- _Trecho do texto_:
/---
We Happy Few tem identidade confusa e é outro lar de ideias mal executadas
*A videoanálise está em produção e será adicionada em breve
Quando apresentado na E3 2016, durante a conferência da Microsoft, We Happy Few usou uma boa dose de violência, e de um senso perturbador, ao mostrar um “piñata”, aquele recipiente com doces que são espalhados após a quebra do objeto, jorrando sangue e ratos mortos como sobras.
O jogo, na verdade, foi publicamente revelado pela primeira vez na PAX East de 2015, quando a Compulsion Games lançou uma bem-sucedida campanha no Kickstarter. We Happy Few é o segundo jogo do estúdio independente, que também assina Contrast, uma aventura que segue a mesma estética retrô, em Art déco, lançada no limiar da atual geração.
No papel, We Happy Few é lindo: ele veste uma roupagem retrofuturista nos meados de 1960, ainda na ressaca da Segunda Guerra Mundial, só que, aqui, numa versão alternativa do evento, dentro de um cenário distópico que bota o jogador no controle de três personagens diferentes – que representam, basicamente, os atos 1, 2 e 3 –, cada qual com sua própria versão do mundo.
Obras como “1984”, “Neuromancer”, “Laranja Mecânica” e “Admirável Mundo Novo” (uma das minhas favoritas), entre outras, serviram de inspiração para que a equipe pudesse criar um universo que tenta, a todo momento, ser uma espécie de sucessor espiritual de BioShock. Conforme mencionado, no papel é lindo, certo? Na prática, a coisa se traduz de maneira bem diferente.
Identidade conflituosa
O acesso antecipado às fases preliminares de We Happy Few, concedido há mais de dois anos, serviu para que a Compulsion – agora um estúdio sob o guarda-chuva da Microsoft – utilizasse o feedback dos jogadores para aplicar as melhorias necessárias a um jogo de natureza essencialmente single-player.
\---
- _Tarefas do exercício_:
a: Reproduza fielmente as linhas das entradas que vão da linha que contém "nav-link-courses[interactable]: Courses (966, 19, 1042, 43)" até a linha que contém "hero-title: Excellence in", incluindo as duas.
b: Prossiga com a análise de We Happy Few a partir da última frase apresentada.

- _Material apresentado_:
/---
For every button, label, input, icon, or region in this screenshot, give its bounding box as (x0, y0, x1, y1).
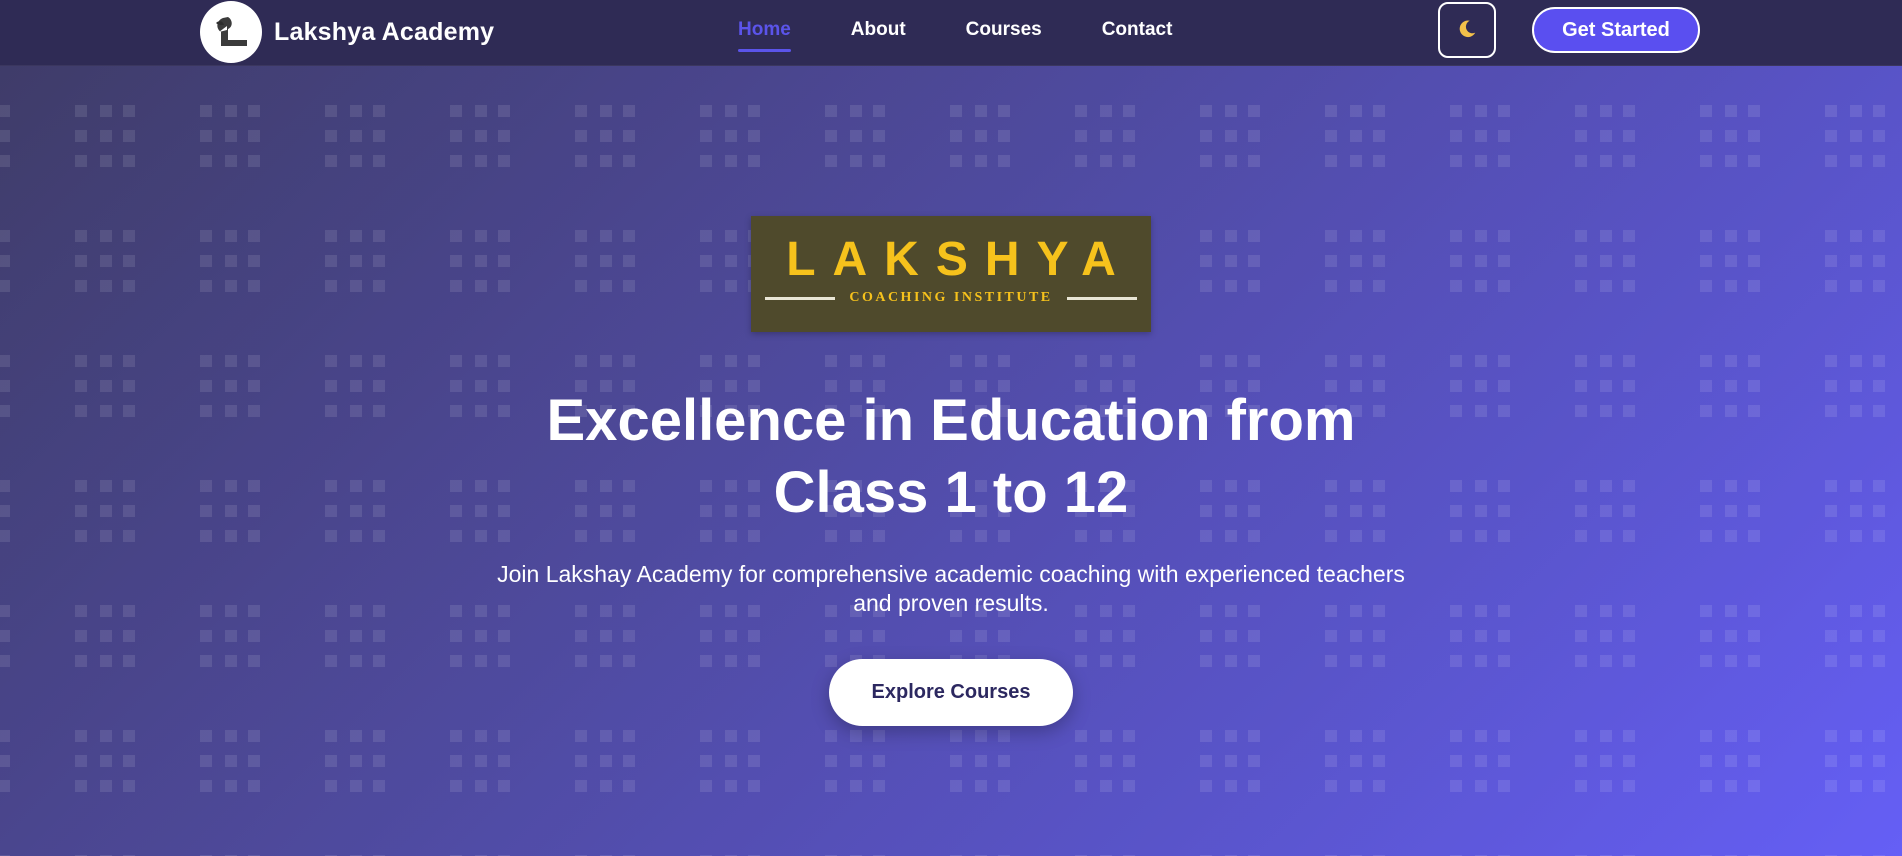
nav-link-courses[interactable]: Courses (966, 19, 1042, 43)
hero-title-line2: Class 1 to 12 (773, 460, 1129, 525)
brand-link[interactable]: Lakshya Academy (200, 1, 494, 63)
nav-links: Home About Courses Contact (738, 0, 1232, 62)
moon-icon (1456, 18, 1478, 43)
page: Lakshya Academy Home About Courses Conta… (0, 0, 1902, 856)
hero-title: Excellence in Education from Class 1 to … (351, 385, 1551, 529)
nav-link-home[interactable]: Home (738, 19, 791, 52)
hero-title-line1: Excellence in Education from (546, 388, 1356, 453)
hero-subtitle-line1: Join Lakshay Academy for comprehensive a… (497, 561, 1405, 587)
get-started-button[interactable]: Get Started (1532, 7, 1700, 53)
navbar: Lakshya Academy Home About Courses Conta… (0, 0, 1902, 66)
hero-logo-word: LAKSHYA (786, 233, 1133, 286)
theme-toggle-button[interactable] (1438, 2, 1496, 58)
nav-link-contact[interactable]: Contact (1102, 19, 1173, 43)
brand-name: Lakshya Academy (274, 17, 495, 46)
nav-link-about[interactable]: About (851, 19, 906, 43)
brand-logo-icon (200, 1, 262, 63)
hero-logo-image: LAKSHYA COACHING INSTITUTE (751, 216, 1151, 332)
explore-courses-button[interactable]: Explore Courses (829, 659, 1073, 726)
hero-subtitle: Join Lakshay Academy for comprehensive a… (351, 560, 1551, 618)
hero-logo-subtitle: COACHING INSTITUTE (849, 290, 1053, 305)
hero-subtitle-line2: and proven results. (853, 590, 1049, 616)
\---
- _Respostas por tarefa_:
a:
nav-link-courses[interactable]: Courses (966, 19, 1042, 43)
hero-title-line2: Class 1 to 12 (773, 460, 1129, 525)
brand-link[interactable]: Lakshya Academy (200, 1, 494, 63)
nav-links: Home About Courses Contact (738, 0, 1232, 62)
moon-icon (1456, 18, 1478, 43)
page: Lakshya Academy Home About Courses Conta… (0, 0, 1902, 856)
hero-title: Excellence in Education from Class 1 to … (351, 385, 1551, 529)

b:
Um game que, aliás, está disponível para PS4, Xbox One e PC, tendo sido publicado e distribuído pela Gearbox com apoio da Microsoft Studios – isso estava acordado antes do estúdio independente ter sido comprado pela gigante. É daqui em diante que a dona do Xbox doará toda sua força em novos investimentos para essa equipe.
A identidade que o time quis dar a We Happy Few foi, desde o começo, divulgada de maneira dúbia: um “jogo em primeira pessoa que combina RPG, narrativa, elementos de roguelike, survival e stealth”. O fato de querer ser um produto multifacetado é nobre; a execução dessa mistura, no entanto, precisa ser impecável. Do contrário, fica igual um pato: quer voar, nadar, correr e não faz nada disso direito.
A maior falha de We Happy Few é sua sonífera apresentação: a narrativa de fundo, em vez de questionar um mundo tão brilhante e, paradoxalmente, torto, dá espaço a uma série de questões boçais num tom de humor que, em vez de empregar carisma, deixa tudo enfadonho demais.
É aí que começa a falta de uma identidade firmada em We Happy Few: a história é extremamente mal apresentada, com personagens que não conseguem se conectar ao jogador e, pior que isso, não despertam um senso de importância, não criam um elo emocional que faz você se engajar minimamente com cada um deles.
Tudo é uma bacafuzada em execução; é como se Dark Souls, subjetivo que é, desse uma aula de clareza e boa explicação. Um se propõe a ter sua natureza implícita, escondida e manifesta por meio de descrição de itens e diálogos; o outro se dispõe a entregar uma narrativa rica num mundo distópico, numa trama distribuída em três personagens, e falha miseravelmente nessa tarefa, seja pelos diálogos insossos e desinteressantes – muitos deles sem qualquer coesão – quanto pela falta de personalidade dos personagens.
O primeiro ato é representado pelo britânico Arthur Hastings, responsável por “censurar” e remover histórias ofensivas em jornais na cidade de Wellington Wells. A personagem seguinte, Sally Boyle, estampa o segundo ato: ela foi uma das assistentes de um dos criadores do “Joy”, traduzido para “Alegria” mesmo, uma espécie de substância que as pessoas tomam para mudar seu nível de sobriedade e ver o mundo de outra forma – a sociedade distópica prevê que todos devem usar o produto ou serão “violadores da lei e das pessoas de bem”. Por fim, o terceiro ato é carregado por Ollie Starkey, um ex-soldado que recusou usar tal substância e se rebelou ao sistema, tornando-se um exilado que vive às margens da sociedade.
A tentativa de BioShock...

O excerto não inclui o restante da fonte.